Data listing
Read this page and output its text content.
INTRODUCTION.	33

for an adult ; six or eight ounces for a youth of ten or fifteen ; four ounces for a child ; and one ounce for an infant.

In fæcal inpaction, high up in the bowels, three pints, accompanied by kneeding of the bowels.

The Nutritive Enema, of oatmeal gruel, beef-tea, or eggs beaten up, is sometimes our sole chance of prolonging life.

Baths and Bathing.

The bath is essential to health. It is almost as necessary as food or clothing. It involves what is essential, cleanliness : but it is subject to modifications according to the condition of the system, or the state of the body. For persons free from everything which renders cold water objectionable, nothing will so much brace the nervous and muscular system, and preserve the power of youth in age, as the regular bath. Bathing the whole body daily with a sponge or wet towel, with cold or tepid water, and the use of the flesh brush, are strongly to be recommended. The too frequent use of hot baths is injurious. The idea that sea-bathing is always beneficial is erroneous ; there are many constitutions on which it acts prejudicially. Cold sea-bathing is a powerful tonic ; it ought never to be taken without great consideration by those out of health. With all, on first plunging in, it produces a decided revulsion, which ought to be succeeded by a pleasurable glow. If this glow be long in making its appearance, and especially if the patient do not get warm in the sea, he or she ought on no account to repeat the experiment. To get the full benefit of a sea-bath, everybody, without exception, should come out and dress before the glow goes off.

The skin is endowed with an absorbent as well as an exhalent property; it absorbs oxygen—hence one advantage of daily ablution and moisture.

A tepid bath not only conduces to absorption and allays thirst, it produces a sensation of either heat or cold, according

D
--
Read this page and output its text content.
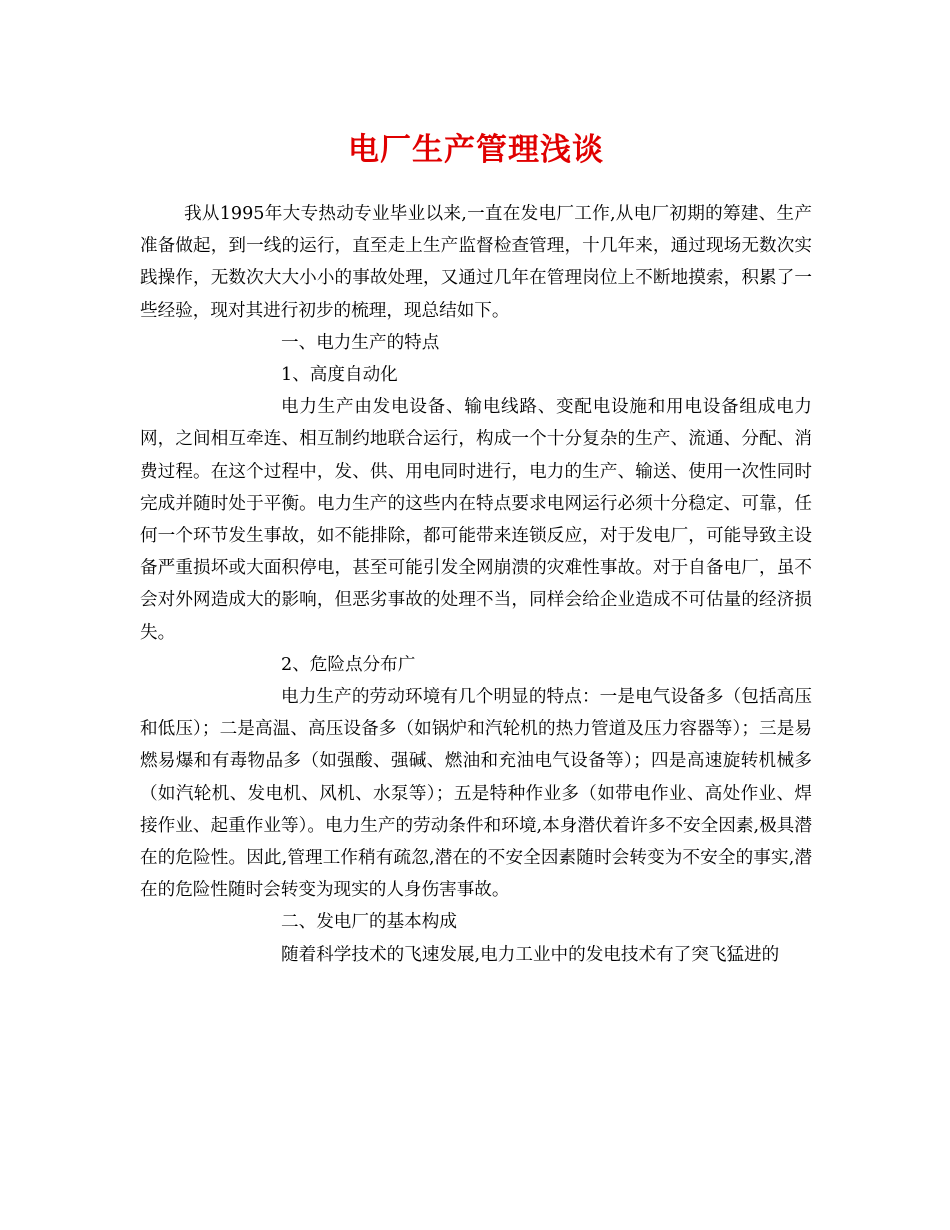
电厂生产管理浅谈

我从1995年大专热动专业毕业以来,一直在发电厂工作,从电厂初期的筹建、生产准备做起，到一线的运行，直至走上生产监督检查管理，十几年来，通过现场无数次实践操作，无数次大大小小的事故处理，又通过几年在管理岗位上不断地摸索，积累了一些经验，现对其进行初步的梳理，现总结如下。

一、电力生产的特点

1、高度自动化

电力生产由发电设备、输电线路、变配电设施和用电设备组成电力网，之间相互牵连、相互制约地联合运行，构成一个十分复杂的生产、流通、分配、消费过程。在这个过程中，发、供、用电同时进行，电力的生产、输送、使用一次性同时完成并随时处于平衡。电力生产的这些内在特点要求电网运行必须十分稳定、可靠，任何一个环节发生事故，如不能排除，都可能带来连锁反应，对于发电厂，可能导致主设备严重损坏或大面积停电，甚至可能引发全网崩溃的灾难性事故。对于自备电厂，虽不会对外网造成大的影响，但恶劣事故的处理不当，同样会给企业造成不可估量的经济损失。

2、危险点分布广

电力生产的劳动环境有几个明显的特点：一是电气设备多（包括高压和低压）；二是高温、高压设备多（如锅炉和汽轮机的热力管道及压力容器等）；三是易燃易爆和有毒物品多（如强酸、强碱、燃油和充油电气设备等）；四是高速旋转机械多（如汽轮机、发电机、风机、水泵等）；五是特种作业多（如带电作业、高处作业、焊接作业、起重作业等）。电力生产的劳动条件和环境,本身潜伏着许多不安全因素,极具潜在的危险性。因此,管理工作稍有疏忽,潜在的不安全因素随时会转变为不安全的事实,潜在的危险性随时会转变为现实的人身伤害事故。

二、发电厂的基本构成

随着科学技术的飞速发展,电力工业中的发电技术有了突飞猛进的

*PROBLEM STATEMENT:* List all lines in the material containing the string "Bathing".

*WORKED SOLUTION:*
Baths and Bathing.
The bath is essential to health. It is almost as necessary as food or clothing. It involves what is essential, cleanliness : but it is subject to modifications according to the condition of the system, or the state of the body. For persons free from everything which renders cold water objectionable, nothing will so much brace the nervous and muscular system, and preserve the power of youth in age, as the regular bath. Bathing the whole body daily with a sponge or wet towel, with cold or tepid water, and the use of the flesh brush, are strongly to be recommended. The too frequent use of hot baths is injurious. The idea that sea-bathing is always beneficial is erroneous ; there are many constitutions on which it acts prejudicially. Cold sea-bathing is a powerful tonic ; it ought never to be taken without great consideration by those out of health. With all, on first plunging in, it produces a decided revulsion, which ought to be succeeded by a pleasurable glow. If this glow be long in making its appearance, and especially if the patient do not get warm in the sea, he or she ought on no account to repeat the experiment. To get the full benefit of a sea-bath, everybody, without exception, should come out and dress before the glow goes off.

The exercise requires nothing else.